## What you have to do
Reproduce the part of the rows that opens at the first row and closes with the line containing "geburtsdatum-label: Geburtsdatum xyxy=(627,747,688,758)", renaming "Ort, Datum" to "Ort und Datum" and leaving all else unchanged.

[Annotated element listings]
※

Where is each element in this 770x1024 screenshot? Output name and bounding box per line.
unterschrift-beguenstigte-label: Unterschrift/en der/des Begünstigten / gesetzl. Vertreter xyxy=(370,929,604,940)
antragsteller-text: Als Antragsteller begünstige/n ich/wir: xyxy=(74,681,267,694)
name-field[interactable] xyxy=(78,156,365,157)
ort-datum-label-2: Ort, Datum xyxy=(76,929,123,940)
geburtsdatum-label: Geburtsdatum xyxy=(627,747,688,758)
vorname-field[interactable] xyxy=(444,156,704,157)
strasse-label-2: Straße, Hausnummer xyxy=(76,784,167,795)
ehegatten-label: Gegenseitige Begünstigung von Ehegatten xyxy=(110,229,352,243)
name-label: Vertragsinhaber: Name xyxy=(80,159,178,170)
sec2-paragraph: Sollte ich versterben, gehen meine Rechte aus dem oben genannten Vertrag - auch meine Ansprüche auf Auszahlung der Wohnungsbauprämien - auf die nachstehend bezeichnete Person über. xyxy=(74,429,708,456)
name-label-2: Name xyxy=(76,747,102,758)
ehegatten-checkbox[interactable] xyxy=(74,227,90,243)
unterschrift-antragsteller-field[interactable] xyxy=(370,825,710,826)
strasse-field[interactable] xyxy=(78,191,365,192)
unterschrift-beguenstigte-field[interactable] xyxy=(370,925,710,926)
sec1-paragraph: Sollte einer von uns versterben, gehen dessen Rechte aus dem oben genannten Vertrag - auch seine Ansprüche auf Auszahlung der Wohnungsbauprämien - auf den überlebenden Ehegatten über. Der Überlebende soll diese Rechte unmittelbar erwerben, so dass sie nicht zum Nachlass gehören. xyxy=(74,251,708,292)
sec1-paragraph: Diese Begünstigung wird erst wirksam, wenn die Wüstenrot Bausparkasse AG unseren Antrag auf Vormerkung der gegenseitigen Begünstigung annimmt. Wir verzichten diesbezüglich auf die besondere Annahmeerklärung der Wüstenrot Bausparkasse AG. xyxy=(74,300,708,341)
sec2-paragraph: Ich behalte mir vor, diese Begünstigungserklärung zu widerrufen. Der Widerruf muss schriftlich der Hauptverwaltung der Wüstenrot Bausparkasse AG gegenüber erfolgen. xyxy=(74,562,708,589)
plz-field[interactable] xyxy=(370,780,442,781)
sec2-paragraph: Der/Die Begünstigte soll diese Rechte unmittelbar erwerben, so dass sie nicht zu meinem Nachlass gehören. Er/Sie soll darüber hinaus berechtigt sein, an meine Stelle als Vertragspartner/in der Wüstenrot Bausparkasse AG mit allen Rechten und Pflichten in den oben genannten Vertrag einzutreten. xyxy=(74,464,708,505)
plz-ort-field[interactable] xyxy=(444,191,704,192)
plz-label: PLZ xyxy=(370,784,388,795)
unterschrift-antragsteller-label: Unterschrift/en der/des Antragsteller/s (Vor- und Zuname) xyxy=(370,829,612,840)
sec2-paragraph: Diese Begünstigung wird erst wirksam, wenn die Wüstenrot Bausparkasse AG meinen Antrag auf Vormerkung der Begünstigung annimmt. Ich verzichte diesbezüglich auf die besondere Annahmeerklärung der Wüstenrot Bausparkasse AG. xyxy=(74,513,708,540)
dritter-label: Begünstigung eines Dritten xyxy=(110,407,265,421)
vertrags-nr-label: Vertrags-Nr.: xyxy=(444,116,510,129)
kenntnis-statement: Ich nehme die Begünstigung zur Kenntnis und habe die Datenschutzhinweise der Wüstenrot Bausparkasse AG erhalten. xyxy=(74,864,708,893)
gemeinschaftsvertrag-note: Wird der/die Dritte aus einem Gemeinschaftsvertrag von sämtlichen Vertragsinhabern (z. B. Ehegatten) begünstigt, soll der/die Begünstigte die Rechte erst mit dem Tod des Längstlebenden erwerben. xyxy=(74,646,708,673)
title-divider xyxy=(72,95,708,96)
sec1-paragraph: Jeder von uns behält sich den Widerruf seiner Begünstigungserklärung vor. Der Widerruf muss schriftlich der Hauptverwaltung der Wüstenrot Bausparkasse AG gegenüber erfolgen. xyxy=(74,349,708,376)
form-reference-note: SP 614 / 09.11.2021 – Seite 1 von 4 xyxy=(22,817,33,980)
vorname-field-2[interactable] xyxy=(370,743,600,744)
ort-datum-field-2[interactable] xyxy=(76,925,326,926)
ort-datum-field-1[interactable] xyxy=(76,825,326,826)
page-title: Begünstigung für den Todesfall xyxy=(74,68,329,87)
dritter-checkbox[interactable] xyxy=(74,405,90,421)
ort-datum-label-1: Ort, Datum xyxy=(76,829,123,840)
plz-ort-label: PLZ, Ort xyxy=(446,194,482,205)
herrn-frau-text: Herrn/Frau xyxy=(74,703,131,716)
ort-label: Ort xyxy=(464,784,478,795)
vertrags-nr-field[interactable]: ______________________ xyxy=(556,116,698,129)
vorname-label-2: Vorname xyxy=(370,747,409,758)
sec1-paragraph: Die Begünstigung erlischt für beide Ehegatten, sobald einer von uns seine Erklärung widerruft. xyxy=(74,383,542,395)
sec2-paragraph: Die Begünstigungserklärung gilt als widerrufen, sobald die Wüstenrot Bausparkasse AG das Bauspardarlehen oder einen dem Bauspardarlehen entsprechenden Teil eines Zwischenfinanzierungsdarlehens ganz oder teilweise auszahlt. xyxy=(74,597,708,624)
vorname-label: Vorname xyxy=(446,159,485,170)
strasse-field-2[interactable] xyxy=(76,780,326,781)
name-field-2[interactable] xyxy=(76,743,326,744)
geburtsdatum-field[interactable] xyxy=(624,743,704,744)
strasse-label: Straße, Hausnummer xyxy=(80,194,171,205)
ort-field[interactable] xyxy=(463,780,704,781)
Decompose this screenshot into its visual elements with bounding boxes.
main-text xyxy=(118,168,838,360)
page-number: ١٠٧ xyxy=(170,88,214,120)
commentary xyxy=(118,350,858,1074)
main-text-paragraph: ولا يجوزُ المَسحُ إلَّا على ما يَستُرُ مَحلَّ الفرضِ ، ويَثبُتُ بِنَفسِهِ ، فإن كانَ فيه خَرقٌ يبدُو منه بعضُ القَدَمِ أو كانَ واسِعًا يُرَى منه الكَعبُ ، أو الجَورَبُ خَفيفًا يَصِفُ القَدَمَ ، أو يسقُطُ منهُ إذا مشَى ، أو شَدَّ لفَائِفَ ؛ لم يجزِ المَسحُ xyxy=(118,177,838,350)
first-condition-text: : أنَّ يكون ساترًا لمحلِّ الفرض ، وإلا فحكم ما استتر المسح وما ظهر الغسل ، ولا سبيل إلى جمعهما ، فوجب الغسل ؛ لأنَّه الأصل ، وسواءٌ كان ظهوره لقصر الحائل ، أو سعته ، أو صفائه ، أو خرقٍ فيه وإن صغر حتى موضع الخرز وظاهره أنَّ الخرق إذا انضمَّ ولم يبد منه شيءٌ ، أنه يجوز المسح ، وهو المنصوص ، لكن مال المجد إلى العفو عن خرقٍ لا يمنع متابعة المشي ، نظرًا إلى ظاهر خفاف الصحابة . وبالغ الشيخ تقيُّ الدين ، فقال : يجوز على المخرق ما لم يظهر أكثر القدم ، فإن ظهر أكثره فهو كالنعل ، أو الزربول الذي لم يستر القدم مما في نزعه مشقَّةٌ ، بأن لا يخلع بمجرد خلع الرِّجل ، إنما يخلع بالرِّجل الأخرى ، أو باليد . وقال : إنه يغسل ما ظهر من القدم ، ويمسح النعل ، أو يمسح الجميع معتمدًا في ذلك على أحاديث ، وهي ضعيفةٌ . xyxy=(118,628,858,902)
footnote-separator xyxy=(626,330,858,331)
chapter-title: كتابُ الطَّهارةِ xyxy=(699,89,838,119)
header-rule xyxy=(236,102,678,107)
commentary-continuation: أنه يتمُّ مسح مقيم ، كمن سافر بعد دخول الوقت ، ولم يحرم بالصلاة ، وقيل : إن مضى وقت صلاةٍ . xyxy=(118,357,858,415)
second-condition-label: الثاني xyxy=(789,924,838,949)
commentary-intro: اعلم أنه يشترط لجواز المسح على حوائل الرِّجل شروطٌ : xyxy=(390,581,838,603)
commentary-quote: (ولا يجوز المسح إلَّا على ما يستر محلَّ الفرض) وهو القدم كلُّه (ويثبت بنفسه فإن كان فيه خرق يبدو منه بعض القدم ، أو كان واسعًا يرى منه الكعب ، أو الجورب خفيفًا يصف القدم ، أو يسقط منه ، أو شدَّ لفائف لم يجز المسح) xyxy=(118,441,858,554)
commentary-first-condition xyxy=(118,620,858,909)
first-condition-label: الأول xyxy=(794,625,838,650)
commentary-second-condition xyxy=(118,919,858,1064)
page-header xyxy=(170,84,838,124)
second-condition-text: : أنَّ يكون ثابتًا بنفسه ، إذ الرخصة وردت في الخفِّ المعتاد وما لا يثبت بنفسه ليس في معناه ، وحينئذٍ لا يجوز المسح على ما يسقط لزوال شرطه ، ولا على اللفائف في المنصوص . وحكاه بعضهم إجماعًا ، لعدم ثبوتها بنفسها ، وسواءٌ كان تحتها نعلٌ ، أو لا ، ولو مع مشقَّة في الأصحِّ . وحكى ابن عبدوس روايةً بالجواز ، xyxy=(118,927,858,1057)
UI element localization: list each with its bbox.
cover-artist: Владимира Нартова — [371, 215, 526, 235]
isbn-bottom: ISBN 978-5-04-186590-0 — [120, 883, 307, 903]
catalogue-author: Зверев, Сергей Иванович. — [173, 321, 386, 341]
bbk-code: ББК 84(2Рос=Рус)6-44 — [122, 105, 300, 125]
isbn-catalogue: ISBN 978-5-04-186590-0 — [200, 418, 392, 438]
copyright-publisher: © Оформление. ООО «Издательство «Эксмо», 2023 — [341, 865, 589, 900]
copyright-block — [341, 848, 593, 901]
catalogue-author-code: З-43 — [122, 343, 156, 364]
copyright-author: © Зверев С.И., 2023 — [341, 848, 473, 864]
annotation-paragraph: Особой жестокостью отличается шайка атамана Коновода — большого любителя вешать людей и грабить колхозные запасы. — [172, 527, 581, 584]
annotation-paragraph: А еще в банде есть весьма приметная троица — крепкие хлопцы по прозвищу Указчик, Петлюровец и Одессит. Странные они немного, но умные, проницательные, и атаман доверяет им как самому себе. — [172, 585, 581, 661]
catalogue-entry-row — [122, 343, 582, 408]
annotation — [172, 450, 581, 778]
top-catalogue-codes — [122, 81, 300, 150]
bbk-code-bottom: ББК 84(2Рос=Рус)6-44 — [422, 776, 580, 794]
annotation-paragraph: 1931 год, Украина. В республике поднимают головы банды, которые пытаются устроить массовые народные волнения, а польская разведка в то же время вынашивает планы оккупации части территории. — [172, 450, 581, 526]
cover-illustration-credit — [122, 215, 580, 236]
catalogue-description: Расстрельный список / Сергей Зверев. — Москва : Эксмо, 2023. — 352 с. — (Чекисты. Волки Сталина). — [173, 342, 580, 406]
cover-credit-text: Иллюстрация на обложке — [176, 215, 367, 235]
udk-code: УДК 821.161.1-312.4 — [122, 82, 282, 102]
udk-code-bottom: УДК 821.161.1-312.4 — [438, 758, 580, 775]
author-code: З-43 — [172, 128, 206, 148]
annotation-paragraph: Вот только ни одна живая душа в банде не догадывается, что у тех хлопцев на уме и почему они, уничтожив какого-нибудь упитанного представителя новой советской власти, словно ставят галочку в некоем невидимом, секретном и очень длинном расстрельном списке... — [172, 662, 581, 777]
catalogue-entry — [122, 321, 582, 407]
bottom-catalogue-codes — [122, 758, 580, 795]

※

## Result of the exercise
Where is each element in this 770x1024 screenshot? Output name and bounding box per line.
unterschrift-beguenstigte-label: Unterschrift/en der/des Begünstigten / gesetzl. Vertreter xyxy=(370,929,604,940)
antragsteller-text: Als Antragsteller begünstige/n ich/wir: xyxy=(74,681,267,694)
name-field[interactable] xyxy=(78,156,365,157)
ort-datum-label-2: Ort und Datum xyxy=(76,929,123,940)
geburtsdatum-label: Geburtsdatum xyxy=(627,747,688,758)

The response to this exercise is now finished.